§ **The request**: Write out, precisely and in full, each line of the material.

Records excerpted from a collection
Begin
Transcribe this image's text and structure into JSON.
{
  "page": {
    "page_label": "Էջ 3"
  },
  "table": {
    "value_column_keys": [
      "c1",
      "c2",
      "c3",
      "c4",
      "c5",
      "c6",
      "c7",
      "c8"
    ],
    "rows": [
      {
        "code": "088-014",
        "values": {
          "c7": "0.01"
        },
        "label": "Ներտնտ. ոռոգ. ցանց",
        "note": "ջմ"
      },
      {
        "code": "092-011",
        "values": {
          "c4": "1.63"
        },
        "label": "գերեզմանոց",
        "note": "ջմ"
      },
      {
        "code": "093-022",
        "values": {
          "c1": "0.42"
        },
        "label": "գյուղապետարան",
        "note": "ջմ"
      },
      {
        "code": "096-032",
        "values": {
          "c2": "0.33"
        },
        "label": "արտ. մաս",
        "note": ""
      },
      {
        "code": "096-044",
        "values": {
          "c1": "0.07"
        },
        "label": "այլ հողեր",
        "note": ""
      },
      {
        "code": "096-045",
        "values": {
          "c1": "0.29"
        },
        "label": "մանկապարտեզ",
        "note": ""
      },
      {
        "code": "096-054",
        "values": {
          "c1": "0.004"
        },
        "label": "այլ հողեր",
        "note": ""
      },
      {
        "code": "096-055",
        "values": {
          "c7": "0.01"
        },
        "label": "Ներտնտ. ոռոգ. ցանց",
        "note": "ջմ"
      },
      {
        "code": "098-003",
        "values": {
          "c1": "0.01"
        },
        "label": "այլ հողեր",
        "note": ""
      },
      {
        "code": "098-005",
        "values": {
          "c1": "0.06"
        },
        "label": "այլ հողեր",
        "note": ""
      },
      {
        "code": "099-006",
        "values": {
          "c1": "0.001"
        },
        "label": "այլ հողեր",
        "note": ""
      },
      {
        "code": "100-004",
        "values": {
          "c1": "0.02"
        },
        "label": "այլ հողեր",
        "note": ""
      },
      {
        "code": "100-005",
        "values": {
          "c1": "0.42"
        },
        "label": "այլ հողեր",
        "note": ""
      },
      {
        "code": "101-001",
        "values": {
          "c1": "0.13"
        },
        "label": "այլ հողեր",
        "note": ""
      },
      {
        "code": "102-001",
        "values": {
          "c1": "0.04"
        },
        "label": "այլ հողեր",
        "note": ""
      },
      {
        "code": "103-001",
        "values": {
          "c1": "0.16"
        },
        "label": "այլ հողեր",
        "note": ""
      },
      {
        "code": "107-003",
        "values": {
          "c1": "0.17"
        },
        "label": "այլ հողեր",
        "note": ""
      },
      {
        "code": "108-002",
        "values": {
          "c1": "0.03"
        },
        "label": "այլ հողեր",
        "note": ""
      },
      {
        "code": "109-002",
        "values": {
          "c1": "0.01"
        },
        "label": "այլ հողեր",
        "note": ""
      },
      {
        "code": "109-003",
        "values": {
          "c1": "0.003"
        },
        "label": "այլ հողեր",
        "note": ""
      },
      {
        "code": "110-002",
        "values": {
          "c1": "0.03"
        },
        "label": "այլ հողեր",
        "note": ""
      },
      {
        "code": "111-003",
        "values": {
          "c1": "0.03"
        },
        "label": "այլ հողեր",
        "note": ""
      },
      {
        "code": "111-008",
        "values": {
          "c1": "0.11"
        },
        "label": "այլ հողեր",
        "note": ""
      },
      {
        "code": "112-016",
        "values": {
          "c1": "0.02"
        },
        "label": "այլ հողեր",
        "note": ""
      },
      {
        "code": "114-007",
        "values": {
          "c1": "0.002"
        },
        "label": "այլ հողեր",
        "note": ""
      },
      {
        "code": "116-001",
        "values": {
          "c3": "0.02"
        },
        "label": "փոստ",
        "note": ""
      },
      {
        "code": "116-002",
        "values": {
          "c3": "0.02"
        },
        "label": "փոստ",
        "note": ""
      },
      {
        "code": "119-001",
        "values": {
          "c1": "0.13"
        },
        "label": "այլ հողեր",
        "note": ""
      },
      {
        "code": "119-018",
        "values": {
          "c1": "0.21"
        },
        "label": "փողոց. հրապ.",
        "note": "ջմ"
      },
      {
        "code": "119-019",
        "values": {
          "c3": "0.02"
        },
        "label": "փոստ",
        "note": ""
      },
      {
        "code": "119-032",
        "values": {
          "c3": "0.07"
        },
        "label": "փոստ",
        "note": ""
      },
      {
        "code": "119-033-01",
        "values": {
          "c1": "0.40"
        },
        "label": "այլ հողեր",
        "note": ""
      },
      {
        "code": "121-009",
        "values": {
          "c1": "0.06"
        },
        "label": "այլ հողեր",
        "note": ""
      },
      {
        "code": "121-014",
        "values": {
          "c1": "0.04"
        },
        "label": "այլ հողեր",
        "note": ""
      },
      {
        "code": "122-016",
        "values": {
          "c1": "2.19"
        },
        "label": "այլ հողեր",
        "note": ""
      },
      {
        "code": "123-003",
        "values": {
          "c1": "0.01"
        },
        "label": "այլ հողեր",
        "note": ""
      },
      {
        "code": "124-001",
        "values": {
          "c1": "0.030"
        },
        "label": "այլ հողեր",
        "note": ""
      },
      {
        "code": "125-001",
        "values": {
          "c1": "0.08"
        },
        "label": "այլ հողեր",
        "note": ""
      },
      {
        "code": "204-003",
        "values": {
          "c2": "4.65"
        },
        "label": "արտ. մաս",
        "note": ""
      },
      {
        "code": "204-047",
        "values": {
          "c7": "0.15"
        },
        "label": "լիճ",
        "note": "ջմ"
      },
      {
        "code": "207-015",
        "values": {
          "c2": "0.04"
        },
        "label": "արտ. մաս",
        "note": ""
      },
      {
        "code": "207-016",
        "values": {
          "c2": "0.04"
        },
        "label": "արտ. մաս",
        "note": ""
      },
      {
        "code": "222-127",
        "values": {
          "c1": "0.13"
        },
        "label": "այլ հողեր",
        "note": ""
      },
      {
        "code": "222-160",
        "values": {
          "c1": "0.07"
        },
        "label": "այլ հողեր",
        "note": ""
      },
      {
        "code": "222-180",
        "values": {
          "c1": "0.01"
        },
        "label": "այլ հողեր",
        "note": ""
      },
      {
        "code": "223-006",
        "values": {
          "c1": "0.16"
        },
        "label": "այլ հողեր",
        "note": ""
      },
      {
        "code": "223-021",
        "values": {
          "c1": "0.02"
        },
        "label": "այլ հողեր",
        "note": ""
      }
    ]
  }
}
End
§ **Answer to this problem**:
Transcribe this image's text and structure into JSON.
{
  "page": {
    "page_label": "Էջ 3"
  },
  "table": {
    "value_column_keys": [
      "c1",
      "c2",
      "c3",
      "c4",
      "c5",
      "c6",
      "c7",
      "c8"
    ],
    "rows": [
      {
        "code": "088-014",
        "values": {
          "c7": "0.01"
        },
        "label": "Ներտնտ. ոռոգ. ցանց",
        "note": "ջմ"
      },
      {
        "code": "092-011",
        "values": {
          "c4": "1.63"
        },
        "label": "գերեզմանոց",
        "note": "ջմ"
      },
      {
        "code": "093-022",
        "values": {
          "c1": "0.42"
        },
        "label": "գյուղապետարան",
        "note": "ջմ"
      },
      {
        "code": "096-032",
        "values": {
          "c2": "0.33"
        },
        "label": "արտ. մաս",
        "note": ""
      },
      {
        "code": "096-044",
        "values": {
          "c1": "0.07"
        },
        "label": "այլ հողեր",
        "note": ""
      },
      {
        "code": "096-045",
        "values": {
          "c1": "0.29"
        },
        "label": "մանկապարտեզ",
        "note": ""
      },
      {
        "code": "096-054",
        "values": {
          "c1": "0.004"
        },
        "label": "այլ հողեր",
        "note": ""
      },
      {
        "code": "096-055",
        "values": {
          "c7": "0.01"
        },
        "label": "Ներտնտ. ոռոգ. ցանց",
        "note": "ջմ"
      },
      {
        "code": "098-003",
        "values": {
          "c1": "0.01"
        },
        "label": "այլ հողեր",
        "note": ""
      },
      {
        "code": "098-005",
        "values": {
          "c1": "0.06"
        },
        "label": "այլ հողեր",
        "note": ""
      },
      {
        "code": "099-006",
        "values": {
          "c1": "0.001"
        },
        "label": "այլ հողեր",
        "note": ""
      },
      {
        "code": "100-004",
        "values": {
          "c1": "0.02"
        },
        "label": "այլ հողեր",
        "note": ""
      },
      {
        "code": "100-005",
        "values": {
          "c1": "0.42"
        },
        "label": "այլ հողեր",
        "note": ""
      },
      {
        "code": "101-001",
        "values": {
          "c1": "0.13"
        },
        "label": "այլ հողեր",
        "note": ""
      },
      {
        "code": "102-001",
        "values": {
          "c1": "0.04"
        },
        "label": "այլ հողեր",
        "note": ""
      },
      {
        "code": "103-001",
        "values": {
          "c1": "0.16"
        },
        "label": "այլ հողեր",
        "note": ""
      },
      {
        "code": "107-003",
        "values": {
          "c1": "0.17"
        },
        "label": "այլ հողեր",
        "note": ""
      },
      {
        "code": "108-002",
        "values": {
          "c1": "0.03"
        },
        "label": "այլ հողեր",
        "note": ""
      },
      {
        "code": "109-002",
        "values": {
          "c1": "0.01"
        },
        "label": "այլ հողեր",
        "note": ""
      },
      {
        "code": "109-003",
        "values": {
          "c1": "0.003"
        },
        "label": "այլ հողեր",
        "note": ""
      },
      {
        "code": "110-002",
        "values": {
          "c1": "0.03"
        },
        "label": "այլ հողեր",
        "note": ""
      },
      {
        "code": "111-003",
        "values": {
          "c1": "0.03"
        },
        "label": "այլ հողեր",
        "note": ""
      },
      {
        "code": "111-008",
        "values": {
          "c1": "0.11"
        },
        "label": "այլ հողեր",
        "note": ""
      },
      {
        "code": "112-016",
        "values": {
          "c1": "0.02"
        },
        "label": "այլ հողեր",
        "note": ""
      },
      {
        "code": "114-007",
        "values": {
          "c1": "0.002"
        },
        "label": "այլ հողեր",
        "note": ""
      },
      {
        "code": "116-001",
        "values": {
          "c3": "0.02"
        },
        "label": "փոստ",
        "note": ""
      },
      {
        "code": "116-002",
        "values": {
          "c3": "0.02"
        },
        "label": "փոստ",
        "note": ""
      },
      {
        "code": "119-001",
        "values": {
          "c1": "0.13"
        },
        "label": "այլ հողեր",
        "note": ""
      },
      {
        "code": "119-018",
        "values": {
          "c1": "0.21"
        },
        "label": "փողոց. հրապ.",
        "note": "ջմ"
      },
      {
        "code": "119-019",
        "values": {
          "c3": "0.02"
        },
        "label": "փոստ",
        "note": ""
      },
      {
        "code": "119-032",
        "values": {
          "c3": "0.07"
        },
        "label": "փոստ",
        "note": ""
      },
      {
        "code": "119-033-01",
        "values": {
          "c1": "0.40"
        },
        "label": "այլ հողեր",
        "note": ""
      },
      {
        "code": "121-009",
        "values": {
          "c1": "0.06"
        },
        "label": "այլ հողեր",
        "note": ""
      },
      {
        "code": "121-014",
        "values": {
          "c1": "0.04"
        },
        "label": "այլ հողեր",
        "note": ""
      },
      {
        "code": "122-016",
        "values": {
          "c1": "2.19"
        },
        "label": "այլ հողեր",
        "note": ""
      },
      {
        "code": "123-003",
        "values": {
          "c1": "0.01"
        },
        "label": "այլ հողեր",
        "note": ""
      },
      {
        "code": "124-001",
        "values": {
          "c1": "0.030"
        },
        "label": "այլ հողեր",
        "note": ""
      },
      {
        "code": "125-001",
        "values": {
          "c1": "0.08"
        },
        "label": "այլ հողեր",
        "note": ""
      },
      {
        "code": "204-003",
        "values": {
          "c2": "4.65"
        },
        "label": "արտ. մաս",
        "note": ""
      },
      {
        "code": "204-047",
        "values": {
          "c7": "0.15"
        },
        "label": "լիճ",
        "note": "ջմ"
      },
      {
        "code": "207-015",
        "values": {
          "c2": "0.04"
        },
        "label": "արտ. մաս",
        "note": ""
      },
      {
        "code": "207-016",
        "values": {
          "c2": "0.04"
        },
        "label": "արտ. մաս",
        "note": ""
      },
      {
        "code": "222-127",
        "values": {
          "c1": "0.13"
        },
        "label": "այլ հողեր",
        "note": ""
      },
      {
        "code": "222-160",
        "values": {
          "c1": "0.07"
        },
        "label": "այլ հողեր",
        "note": ""
      },
      {
        "code": "222-180",
        "values": {
          "c1": "0.01"
        },
        "label": "այլ հողեր",
        "note": ""
      },
      {
        "code": "223-006",
        "values": {
          "c1": "0.16"
        },
        "label": "այլ հողեր",
        "note": ""
      },
      {
        "code": "223-021",
        "values": {
          "c1": "0.02"
        },
        "label": "այլ հողեր",
        "note": ""
      }
    ]
  }
}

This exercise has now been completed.